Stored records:
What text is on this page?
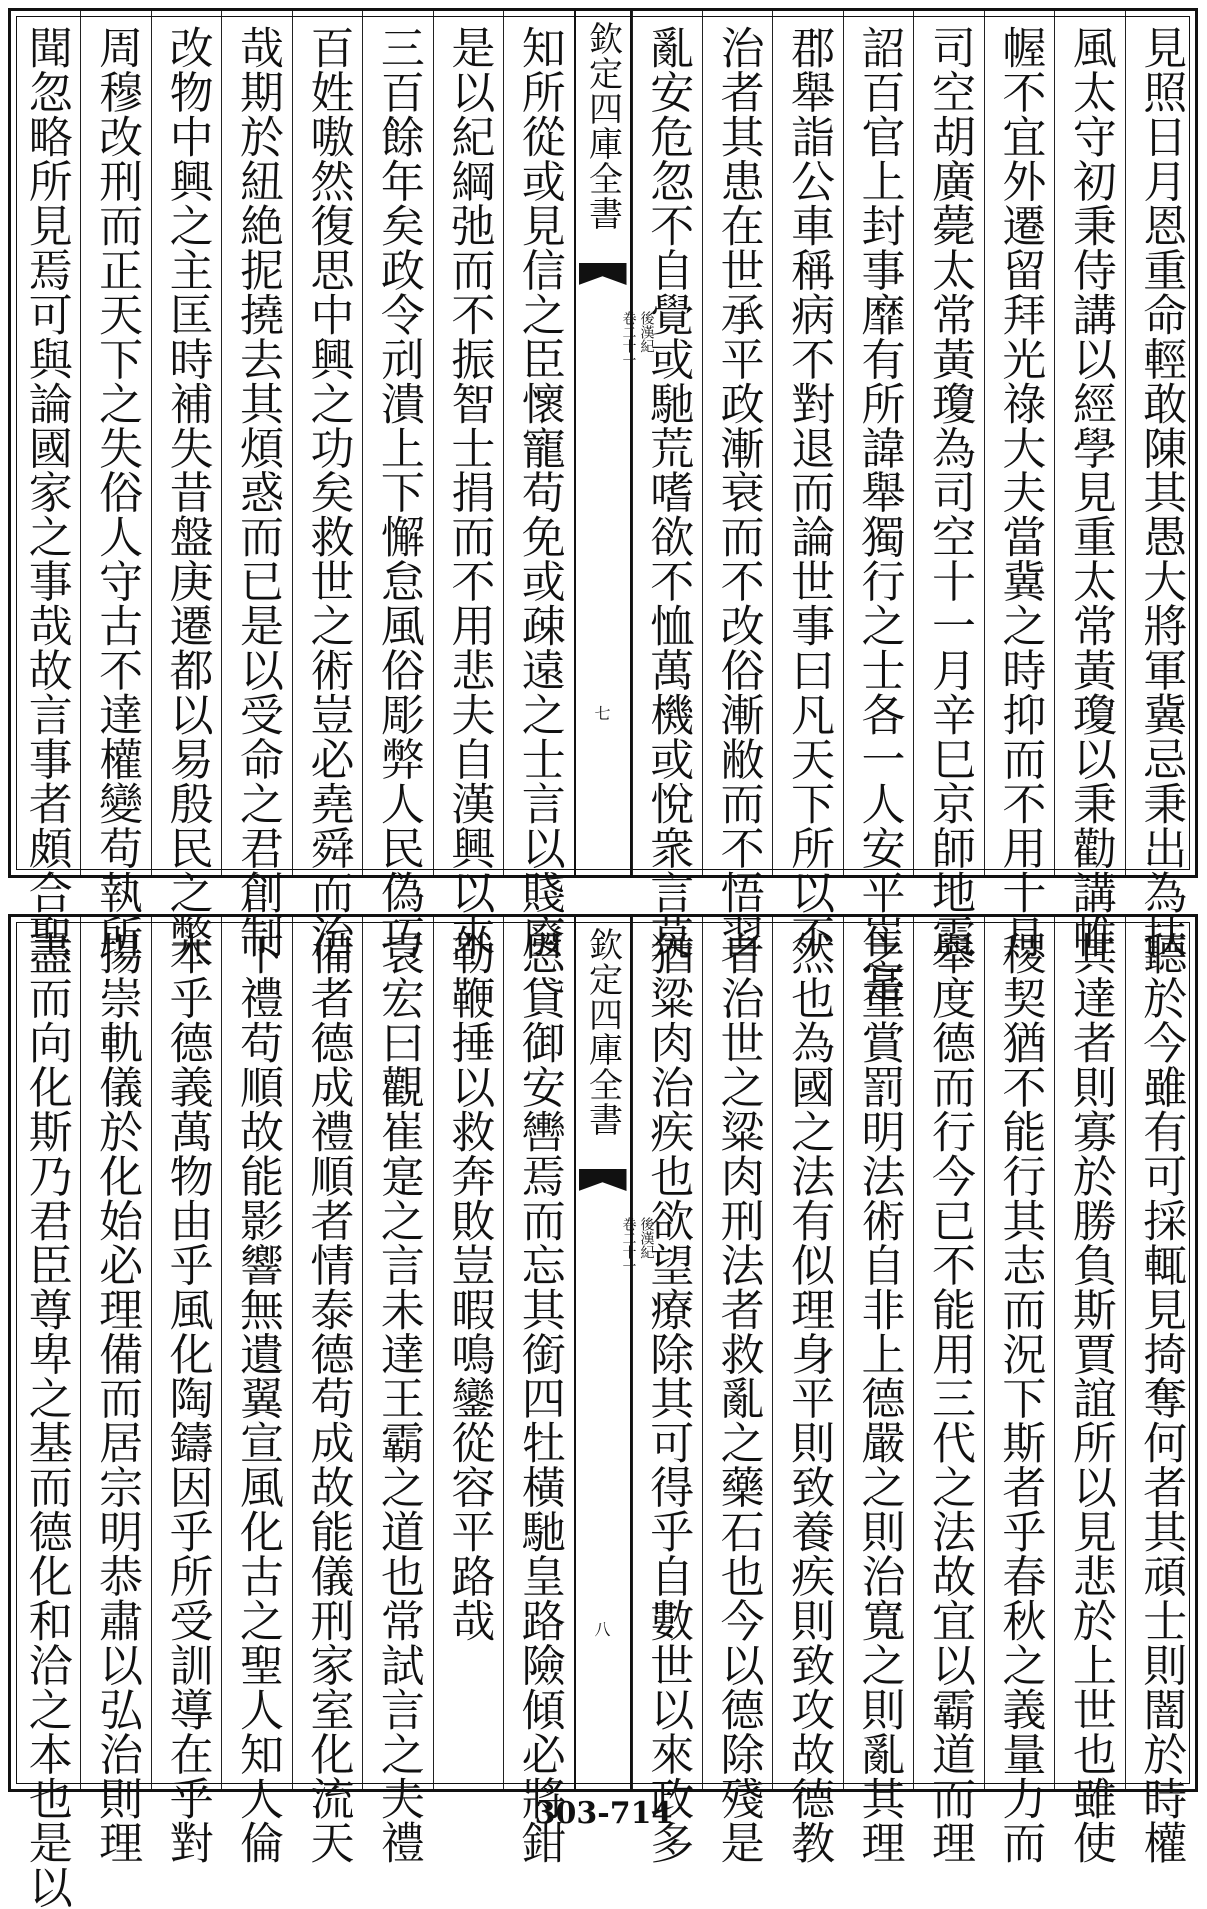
見照日月恩重命輕敢陳其愚大將軍冀忌秉出為扶
風太守初秉侍講以經學見重太常黃瓊以秉勸講帷
幄不宜外遷留拜光祿大夫當冀之時抑而不用十月
司空胡廣薨太常黃瓊為司空十一月辛巳京師地震
詔百官上封事靡有所諱舉獨行之士各一人安平崔寔
郡舉詣公車稱病不對退而論世事曰凡天下所以不
治者其患在世承平政漸衰而不改俗漸敝而不悟習
亂安危忽不自覺或馳荒嗜欲不恤萬機或悅衆言莫
欽定四庫全書
後漢紀
卷二十一
七
知所從或見信之臣懷寵苟免或疎遠之士言以賤廢
是以紀綱弛而不振智士捐而不用悲夫自漢興以來
三百餘年矣政令刓潰上下懈怠風俗彫弊人民偽巧
百姓嗷然復思中興之功矣救世之術豈必堯舜而治
哉期於紐絶抳撓去其煩惑而已是以受命之君創制
改物中興之主匡時補失昔盤庚遷都以易殷民之弊
周穆改刑而正天下之失俗人守古不達權變苟執所
聞忽略所見焉可與論國家之事哉故言事者頗合聖
聽於今雖有可採輒見掎奪何者其頑士則闇於時權
其達者則寡於勝負斯賈誼所以見悲於上世也雖使
稷契猶不能行其志而況下斯者乎春秋之義量力而
舉度德而行今已不能用三代之法故宜以霸道而理
之重賞罰明法術自非上德嚴之則治寬之則亂其理
然也為國之法有似理身平則致養疾則致攻故德教
者治世之粱肉刑法者救亂之藥石也今以德除殘是
猶粱肉治疾也欲望療除其可得乎自數世以來政多
欽定四庫全書
後漢紀
卷二十一
八
恩貸御安轡焉而忘其銜四牡橫馳皇路險傾必將鉗
勒鞭捶以救奔敗豈暇鳴鑾從容平路哉
袁宏曰觀崔寔之言未達王霸之道也常試言之夫禮
備者德成禮順者情泰德苟成故能儀刑家室化流天
下禮苟順故能影響無遺翼宣風化古之聖人知人倫
本乎德義萬物由乎風化陶鑄因乎所受訓導在乎對
揚崇軌儀於化始必理備而居宗明恭肅以弘治則理
盡而向化斯乃君臣尊卑之基而德化和洽之本也是以	303-714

-- Objective --
Copy every record character for character. Skip the pictures.

-- Task solution --
What text is on this page?
見照日月恩重命輕敢陳其愚大將軍冀忌秉出為扶
風太守初秉侍講以經學見重太常黃瓊以秉勸講帷
幄不宜外遷留拜光祿大夫當冀之時抑而不用十月
司空胡廣薨太常黃瓊為司空十一月辛巳京師地震
詔百官上封事靡有所諱舉獨行之士各一人安平崔寔
郡舉詣公車稱病不對退而論世事曰凡天下所以不
治者其患在世承平政漸衰而不改俗漸敝而不悟習
亂安危忽不自覺或馳荒嗜欲不恤萬機或悅衆言莫
欽定四庫全書
後漢紀
卷二十一
七
知所從或見信之臣懷寵苟免或疎遠之士言以賤廢
是以紀綱弛而不振智士捐而不用悲夫自漢興以來
三百餘年矣政令刓潰上下懈怠風俗彫弊人民偽巧
百姓嗷然復思中興之功矣救世之術豈必堯舜而治
哉期於紐絶抳撓去其煩惑而已是以受命之君創制
改物中興之主匡時補失昔盤庚遷都以易殷民之弊
周穆改刑而正天下之失俗人守古不達權變苟執所
聞忽略所見焉可與論國家之事哉故言事者頗合聖
聽於今雖有可採輒見掎奪何者其頑士則闇於時權
其達者則寡於勝負斯賈誼所以見悲於上世也雖使
稷契猶不能行其志而況下斯者乎春秋之義量力而
舉度德而行今已不能用三代之法故宜以霸道而理
之重賞罰明法術自非上德嚴之則治寬之則亂其理
然也為國之法有似理身平則致養疾則致攻故德教
者治世之粱肉刑法者救亂之藥石也今以德除殘是
猶粱肉治疾也欲望療除其可得乎自數世以來政多
欽定四庫全書
後漢紀
卷二十一
八
恩貸御安轡焉而忘其銜四牡橫馳皇路險傾必將鉗
勒鞭捶以救奔敗豈暇鳴鑾從容平路哉
袁宏曰觀崔寔之言未達王霸之道也常試言之夫禮
備者德成禮順者情泰德苟成故能儀刑家室化流天
下禮苟順故能影響無遺翼宣風化古之聖人知人倫
本乎德義萬物由乎風化陶鑄因乎所受訓導在乎對
揚崇軌儀於化始必理備而居宗明恭肅以弘治則理
盡而向化斯乃君臣尊卑之基而德化和洽之本也是以	303-714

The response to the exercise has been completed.